### Directive
Below is a listing. Gather each line of it that contains "Between".

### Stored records
● ● ● ● ● ● ●

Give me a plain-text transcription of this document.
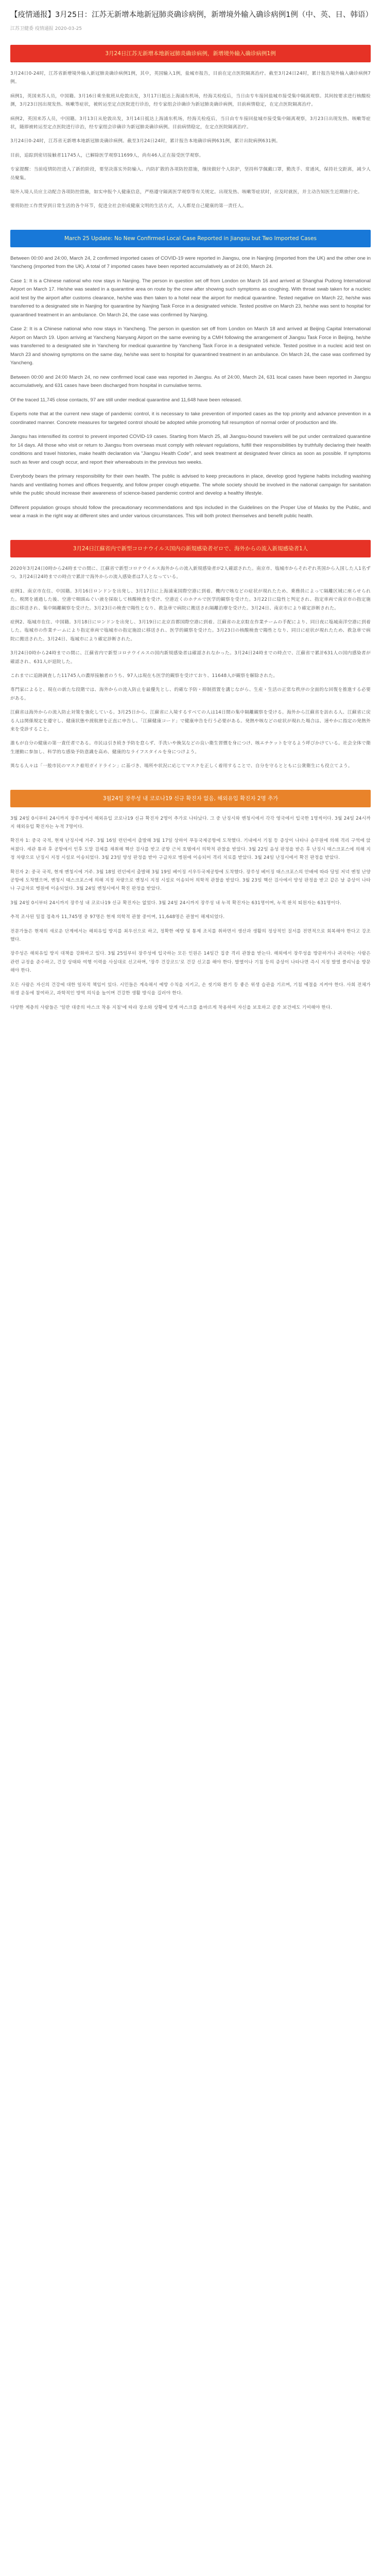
【疫情通报】3月25日：江苏无新增本地新冠肺炎确诊病例，新增境外输入确诊病例1例（中、英、日、韩语）
江苏卫健委 疫情通报 2020-03-25
3月24日江苏无新增本地新冠肺炎确诊病例，新增境外输入确诊病例1例

3月24日0-24时，江苏省新增境外输入新冠肺炎确诊病例1例，其中，英国输入1例，盐城市报告，目前在定点医院隔离治疗。截至3月24日24时，累计报告境外输入确诊病例7例。

病例1，英国来苏人员，中国籍。3月16日乘坐航班从伦敦出发，3月17日抵达上海浦东机场，经海关检疫后，当日由专车接回盐城市接受集中隔离观察。其间按要求进行核酸检测，3月23日因出现发热、咳嗽等症状，被转运至定点医院进行诊治，经专家组会诊确诊为新冠肺炎确诊病例，目前病情稳定，在定点医院隔离治疗。

病例2，英国来苏人员，中国籍。3月13日从伦敦出发，3月14日抵达上海浦东机场，经海关检疫后，当日由专车接回盐城市接受集中隔离观察，3月23日出现发热、咳嗽等症状，随即被转运至定点医院进行诊治，经专家组会诊确诊为新冠肺炎确诊病例。目前病情稳定，在定点医院隔离治疗。

3月24日0-24时，江苏省无新增本地新冠肺炎确诊病例。截至3月24日24时，累计报告本地确诊病例631例，累计出院病例631例。

目前，追踪到密切接触者11745人，已解除医学观察11699人，尚有46人正在接受医学观察。

专家提醒：当前疫情防控进入了新的阶段，要坚决落实外防输入、内防扩散的各项防控措施，继续做好个人防护，坚持科学佩戴口罩，勤洗手、常通风，保持社交距离，减少人员聚集。

境外入境人员应主动配合各项防控措施，如实申报个人健康信息，严格遵守隔离医学观察等有关规定。出现发热、咳嗽等症状时，应及时就医，并主动告知医生近期旅行史。

要将防控工作贯穿到日常生活的各个环节，促进全社会形成健康文明的生活方式，人人都是自己健康的第一责任人。

March 25 Update: No New Confirmed Local Case Reported in Jiangsu but Two Imported Cases

Between 00:00 and 24:00, March 24, 2 confirmed imported cases of COVID-19 were reported in Jiangsu, one in Nanjing (imported from the UK) and the other one in Yancheng (imported from the UK). A total of 7 imported cases have been reported accumulatively as of 24:00, March 24.

Case 1: It is a Chinese national who now stays in Nanjing. The person in question set off from London on March 16 and arrived at Shanghai Pudong International Airport on March 17. He/she was seated in a quarantine area on route by the crew after showing such symptoms as coughing. With throat swab taken for a nucleic acid test by the airport after customs clearance, he/she was then taken to a hotel near the airport for medical quarantine. Tested negative on March 22, he/she was transferred to a designated site in Nanjing for quarantine by Nanjing Task Force in a designated vehicle. Tested positive on March 23, he/she was sent to hospital for quarantined treatment in an ambulance. On March 24, the case was confirmed by Nanjing.

Case 2: It is a Chinese national who now stays in Yancheng. The person in question set off from London on March 18 and arrived at Beijing Capital International Airport on March 19. Upon arriving at Yancheng Nanyang Airport on the same evening by a CMH following the arrangement of Jiangsu Task Force in Beijing, he/she was transferred to a designated site in Yancheng for medical quarantine by Yancheng Task Force in a designated vehicle. Tested positive in a nucleic acid test on March 23 and showing symptoms on the same day, he/she was sent to hospital for quarantined treatment in an ambulance. On March 24, the case was confirmed by Yancheng.

Between 00:00 and 24:00 March 24, no new confirmed local case was reported in Jiangsu. As of 24:00, March 24, 631 local cases have been reported in Jiangsu accumulatively, and 631 cases have been discharged from hospital in cumulative terms.

Of the traced 11,745 close contacts, 97 are still under medical quarantine and 11,648 have been released.

Experts note that at the current new stage of pandemic control, it is necessary to take prevention of imported cases as the top priority and advance prevention in a coordinated manner. Concrete measures for targeted control should be adopted while promoting full resumption of normal order of production and life.

Jiangsu has intensified its control to prevent imported COVID-19 cases. Starting from March 25, all Jiangsu-bound travelers will be put under centralized quarantine for 14 days. All those who visit or return to Jiangsu from overseas must comply with relevant regulations, fulfill their responsibilities by truthfully declaring their health conditions and travel histories, make health declaration via "Jiangsu Health Code", and seek treatment at designated fever clinics as soon as possible. If symptoms such as fever and cough occur, and report their whereabouts in the previous two weeks.

Everybody bears the primary responsibility for their own health. The public is advised to keep precautions in place, develop good hygiene habits including washing hands and ventilating homes and offices frequently, and follow proper cough etiquette. The whole society should be involved in the national campaign for sanitation while the public should increase their awareness of science-based pandemic control and develop a healthy lifestyle.

Different population groups should follow the precautionary recommendations and tips included in the Guidelines on the Proper Use of Masks by the Public, and wear a mask in the right way at different sites and under various circumstances. This will both protect themselves and benefit public health.

3月24日江蘇省内で新型コロナウイルス国内の新規感染者ゼロで、海外からの流入新規感染者1人

2020年3月24日0時から24時までの間に、江蘇省で新型コロナウイルス海外からの流入新規感染者が2人確認された。南京市、塩城市からそれぞれ英国から入国した人1名ずつ。3月24日24時までの時点で累計で海外からの流入感染者は7人となっている。

症例1、南京市在住、中国籍。3月16日ロンドンを出発し、3月17日に上海浦東国際空港に到着。機内で咳などの症状が現れたため、乗務員によって隔離区域に座らせられた。税関を通過した後、空港で咽頭ぬぐい液を採取して核酸検査を受け、空港近くのホテルで医学的観察を受けた。3月22日に陰性と判定され、指定車両で南京市の指定施設に移送され、集中隔離観察を受けた。3月23日の検査で陽性となり、救急車で病院に搬送され隔離治療を受けた。3月24日、南京市により確定診断された。

症例2、塩城市在住、中国籍。3月18日にロンドンを出発し、3月19日に北京首都国際空港に到着。江蘇省の北京駐在作業チームの手配により、同日夜に塩城南洋空港に到着した。塩城市の作業チームにより指定車両で塩城市の指定施設に移送され、医学的観察を受けた。3月23日の核酸検査で陽性となり、同日に症状が現れたため、救急車で病院に搬送された。3月24日、塩城市により確定診断された。

3月24日0時から24時までの間に、江蘇省内で新型コロナウイルスの国内新規感染者は確認されなかった。3月24日24時までの時点で、江蘇省で累計631人の国内感染者が確認され、631人が退院した。

これまでに追跡調査した11745人の濃厚接触者のうち、97人は現在も医学的観察を受けており、11648人が観察を解除された。

専門家によると、現在の新たな段階では、海外からの流入防止を最優先とし、的確な予防・抑制措置を講じながら、生産・生活の正常な秩序の全面的な回復を推進する必要がある。

江蘇省は海外からの流入防止対策を強化している。3月25日から、江蘇省に入境するすべての人は14日間の集中隔離観察を受ける。海外から江蘇省を訪れる人、江蘇省に戻る人は関係規定を遵守し、健康状態や渡航歴を正直に申告し、「江蘇健康コード」で健康申告を行う必要がある。発熱や咳などの症状が現れた場合は、速やかに指定の発熱外来を受診すること。

誰もが自分の健康の第一責任者である。市民は引き続き予防を怠らず、手洗いや換気などの良い衛生習慣を身につけ、咳エチケットを守るよう呼びかけている。社会全体で衛生運動に参加し、科学的な感染予防意識を高め、健康的なライフスタイルを身につけよう。

異なる人々は「一般市民のマスク着用ガイドライン」に基づき、場所や状況に応じてマスクを正しく着用することで、自分を守るとともに公衆衛生にも役立てよう。

3월24일 장쑤성 내 코로나19 신규 확진자 없음, 해외유입 확진자 2명 추가

3월 24일 0시부터 24시까지 장쑤성에서 해외유입 코로나19 신규 확진자 2명이 추가로 나타났다. 그 중 난징시와 옌청시에서 각각 영국에서 입국한 1명씩이다. 3월 24일 24시까지 해외유입 확진자는 누적 7명이다.

확진자 1: 중국 국적, 현재 난징시에 거주. 3월 16일 런던에서 출발해 3월 17일 상하이 푸동국제공항에 도착했다. 기내에서 기침 등 증상이 나타나 승무원에 의해 격리 구역에 앉혀졌다. 세관 통과 후 공항에서 인후 도말 검체를 채취해 핵산 검사를 받고 공항 근처 호텔에서 의학적 관찰을 받았다. 3월 22일 음성 판정을 받은 후 난징시 태스크포스에 의해 지정 차량으로 난징시 지정 시설로 이송되었다. 3월 23일 양성 판정을 받아 구급차로 병원에 이송되어 격리 치료를 받았다. 3월 24일 난징시에서 확진 판정을 받았다.

확진자 2: 중국 국적, 현재 옌청시에 거주. 3월 18일 런던에서 출발해 3월 19일 베이징 서우두국제공항에 도착했다. 장쑤성 베이징 태스크포스의 안배에 따라 당일 저녁 옌청 난양공항에 도착했으며, 옌청시 태스크포스에 의해 지정 차량으로 옌청시 지정 시설로 이송되어 의학적 관찰을 받았다. 3월 23일 핵산 검사에서 양성 판정을 받고 같은 날 증상이 나타나 구급차로 병원에 이송되었다. 3월 24일 옌청시에서 확진 판정을 받았다.

3월 24일 0시부터 24시까지 장쑤성 내 코로나19 신규 확진자는 없었다. 3월 24일 24시까지 장쑤성 내 누적 확진자는 631명이며, 누적 완치 퇴원자는 631명이다.

추적 조사된 밀접 접촉자 11,745명 중 97명은 현재 의학적 관찰 중이며, 11,648명은 관찰이 해제되었다.

전문가들은 현재의 새로운 단계에서는 해외유입 방지를 최우선으로 하고, 정확한 예방 및 통제 조치를 취하면서 생산과 생활의 정상적인 질서를 전면적으로 회복해야 한다고 강조했다.

장쑤성은 해외유입 방지 대책을 강화하고 있다. 3월 25일부터 장쑤성에 입국하는 모든 인원은 14일간 집중 격리 관찰을 받는다. 해외에서 장쑤성을 방문하거나 귀국하는 사람은 관련 규정을 준수하고, 건강 상태와 여행 이력을 사실대로 신고하며, '장쑤 건강코드'로 건강 신고를 해야 한다. 발열이나 기침 등의 증상이 나타나면 즉시 지정 발열 클리닉을 방문해야 한다.

모든 사람은 자신의 건강에 대한 일차적 책임이 있다. 시민들은 계속해서 예방 수칙을 지키고, 손 씻기와 환기 등 좋은 위생 습관을 기르며, 기침 예절을 지켜야 한다. 사회 전체가 위생 운동에 참여하고, 과학적인 방역 의식을 높이며 건강한 생활 방식을 길러야 한다.

다양한 계층의 사람들은 '일반 대중의 마스크 착용 지침'에 따라 장소와 상황에 맞게 마스크를 올바르게 착용하여 자신을 보호하고 공중 보건에도 기여해야 한다.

● ● ● ● ● ● ●

### The reply
Between 00:00 and 24:00, March 24, 2 confirmed imported cases of COVID-19 were reported in Jiangsu, one in Nanjing (imported from the UK) and the other one in Yancheng (imported from the UK). A total of 7 imported cases have been reported accumulatively as of 24:00, March 24.
Between 00:00 and 24:00 March 24, no new confirmed local case was reported in Jiangsu. As of 24:00, March 24, 631 local cases have been reported in Jiangsu accumulatively, and 631 cases have been discharged from hospital in cumulative terms.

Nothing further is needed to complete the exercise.